● SECCIÓN DEL DOCUMENTO
Quiero remarcar que no teníamos del todo claro el vicio de Chita, aunque lo
intuyéramos, precisamente porque la poderosa industria del cine, a través de la
comunicación publicitaria, crea elaborados estereotipos con objeto de
promocionar en un sentido u otro a sus artistas. Chita tenía que ganarse el
cariño del público a toda costa, tenía que ser simpática y graciosa y su papel
de golfilla de salón sin duda ayudó mucho en este sentido.
A su muerte nos inundaron con infinidad de anécdotas,
en su mayoría chismes, muchos de los cuales abundaban en su afición a la bebida. El lenguaje
jocoso con respecto a los bebedores ha dado mucho de sí a lo largo de la
historia, y mucho más si cabe cuando se trata de animales. Se dijo que amaba la
cerveza por encima de todo y que, en su residencia de California, Dan Westfall
-su cuidador, la persona que le hizo de padre, secretario y psicólogo– le mantenía
en todo momento la nevera bien surtida.
Al final, todo aquello que se había rumoreado durante
décadas, resultó ser cierto. Con los riñones hechos polvo y una diabetes
galopante, los veterinarios tuvieron que darle el ultimátum obligándola a dejar
el alcohol.
En España le atribuimos el rol femenino desde el
inicio de su carrera, cuando en realidad era un macho y se llamaba Cheeta.
Bautizado en Liberia con el nombre de Jiggs en mil novecientos treinta y dos,
nuestro protagonista murió a los ochenta años de una insuficiencia renal el Día
de los Inocentes de dos mil once, en el centro de acogida para primates de Palm
Harbor, en Florida. Fue distinguido posteriormente en el Libro Guinness de los Récords como el chimpancé más longevo de la
historia, dato sobre el que confluyen muchas controversias, ya que los
chimpancés no pasan de los treinta y cinco años en libertad, ni de los cuarenta
y cinco cuando han vivido entre rejas o junto al ser humano, como Cheeta.
De lo que yo quería hablar, sin embargo, era de arte.
Los chimpancés son muy inteligentes. Aprenden con
facilidad el lenguaje de signos para comunicarse con nosotros y, de la misma
manera, imitan a la perfección actitudes, maneras y posturas. En este sentido
le encantaba el fútbol, como a su mentor y a mucha gente. No tanto jugar como
sí verlo por televisión acostado en el sofá. Lo que nos remite de nuevo, en su
caso, al alcohol.
Pudiera parecer una burla, pero he querido introducir
con toda la intención el tema de la bebida, para relacionarlo con toda esa
parafernalia superficial, a la vez que cargante, que rodea al arte. En primer
lugar con la bohemia de breviario que se ha atribuido al gremio por sistema.

● PROBLEMA PLANTEADO A
Reproduce el fragmento del texto sobre el chimpancé Cheeta que va desde "Bautizado en Liberia" hasta "era de arte.", ambos incluidos, y cambia "Liberia" por "Camerún".
● PROBLEMA PLANTEADO B
Extrae de las entradas todas las líneas en las que aparezca la palabra "body".
El texto y las entradas son materiales independientes entre sí.

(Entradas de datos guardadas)
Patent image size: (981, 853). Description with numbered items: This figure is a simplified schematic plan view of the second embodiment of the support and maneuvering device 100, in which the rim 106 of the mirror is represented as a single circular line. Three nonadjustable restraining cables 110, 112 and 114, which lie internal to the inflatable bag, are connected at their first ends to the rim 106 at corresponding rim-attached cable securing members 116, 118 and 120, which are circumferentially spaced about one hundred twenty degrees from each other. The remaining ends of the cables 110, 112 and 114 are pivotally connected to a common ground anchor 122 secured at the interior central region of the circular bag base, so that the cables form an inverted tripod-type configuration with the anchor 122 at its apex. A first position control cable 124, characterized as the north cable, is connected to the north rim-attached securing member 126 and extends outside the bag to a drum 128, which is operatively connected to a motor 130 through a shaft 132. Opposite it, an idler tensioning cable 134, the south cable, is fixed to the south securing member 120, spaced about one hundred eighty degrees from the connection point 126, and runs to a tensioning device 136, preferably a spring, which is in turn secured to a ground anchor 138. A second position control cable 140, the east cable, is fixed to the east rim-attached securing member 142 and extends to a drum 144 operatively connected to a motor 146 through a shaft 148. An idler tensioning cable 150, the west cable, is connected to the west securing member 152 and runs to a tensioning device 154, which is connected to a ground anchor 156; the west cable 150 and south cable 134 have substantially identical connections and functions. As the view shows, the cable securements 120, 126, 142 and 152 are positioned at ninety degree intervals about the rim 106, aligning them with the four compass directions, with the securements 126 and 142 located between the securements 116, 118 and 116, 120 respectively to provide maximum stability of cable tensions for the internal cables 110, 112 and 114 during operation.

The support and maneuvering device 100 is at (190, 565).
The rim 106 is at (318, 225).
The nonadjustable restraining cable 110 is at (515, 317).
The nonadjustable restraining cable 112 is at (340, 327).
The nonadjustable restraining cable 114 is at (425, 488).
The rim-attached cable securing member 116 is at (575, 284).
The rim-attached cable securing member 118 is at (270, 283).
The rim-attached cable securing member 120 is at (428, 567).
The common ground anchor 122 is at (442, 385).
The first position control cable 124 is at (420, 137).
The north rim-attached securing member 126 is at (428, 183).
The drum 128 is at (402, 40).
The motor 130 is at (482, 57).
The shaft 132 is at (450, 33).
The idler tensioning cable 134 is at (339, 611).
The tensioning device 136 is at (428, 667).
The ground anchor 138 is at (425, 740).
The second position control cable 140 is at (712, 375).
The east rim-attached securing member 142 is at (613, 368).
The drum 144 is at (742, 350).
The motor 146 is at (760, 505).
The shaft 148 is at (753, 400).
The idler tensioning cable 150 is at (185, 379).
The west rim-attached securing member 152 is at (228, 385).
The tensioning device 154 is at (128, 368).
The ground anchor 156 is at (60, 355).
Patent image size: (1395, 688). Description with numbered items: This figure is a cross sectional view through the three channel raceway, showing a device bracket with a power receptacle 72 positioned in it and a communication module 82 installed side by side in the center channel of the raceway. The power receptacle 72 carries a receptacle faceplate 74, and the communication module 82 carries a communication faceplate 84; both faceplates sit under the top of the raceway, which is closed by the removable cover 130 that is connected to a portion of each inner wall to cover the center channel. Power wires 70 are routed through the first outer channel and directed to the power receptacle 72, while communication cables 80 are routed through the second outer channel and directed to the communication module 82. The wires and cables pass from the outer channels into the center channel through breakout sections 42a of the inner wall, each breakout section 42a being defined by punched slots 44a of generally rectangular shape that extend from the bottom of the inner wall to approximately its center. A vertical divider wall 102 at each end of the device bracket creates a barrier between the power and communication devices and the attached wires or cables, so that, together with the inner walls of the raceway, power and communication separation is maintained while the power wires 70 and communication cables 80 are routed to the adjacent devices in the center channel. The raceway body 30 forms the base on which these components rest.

● RESPUESTA ESCRITA A
Bautizado en Camerún con el nombre de Jiggs en mil novecientos treinta y dos,
nuestro protagonista murió a los ochenta años de una insuficiencia renal el Día
de los Inocentes de dos mil once, en el centro de acogida para primates de Palm
Harbor, en Florida. Fue distinguido posteriormente en el Libro Guinness de los Récords como el chimpancé más longevo de la
historia, dato sobre el que confluyen muchas controversias, ya que los
chimpancés no pasan de los treinta y cinco años en libertad, ni de los cuarenta
y cinco cuando han vivido entre rejas o junto al ser humano, como Cheeta.
De lo que yo quería hablar, sin embargo, era de arte.

● RESPUESTA ESCRITA B
Patent image size: (1395, 688). Description with numbered items: This figure is a cross sectional view through the three channel raceway, showing a device bracket with a power receptacle 72 positioned in it and a communication module 82 installed side by side in the center channel of the raceway. The power receptacle 72 carries a receptacle faceplate 74, and the communication module 82 carries a communication faceplate 84; both faceplates sit under the top of the raceway, which is closed by the removable cover 130 that is connected to a portion of each inner wall to cover the center channel. Power wires 70 are routed through the first outer channel and directed to the power receptacle 72, while communication cables 80 are routed through the second outer channel and directed to the communication module 82. The wires and cables pass from the outer channels into the center channel through breakout sections 42a of the inner wall, each breakout section 42a being defined by punched slots 44a of generally rectangular shape that extend from the bottom of the inner wall to approximately its center. A vertical divider wall 102 at each end of the device bracket creates a barrier between the power and communication devices and the attached wires or cables, so that, together with the inner walls of the raceway, power and communication separation is maintained while the power wires 70 and communication cables 80 are routed to the adjacent devices in the center channel. The raceway body 30 forms the base on which these components rest.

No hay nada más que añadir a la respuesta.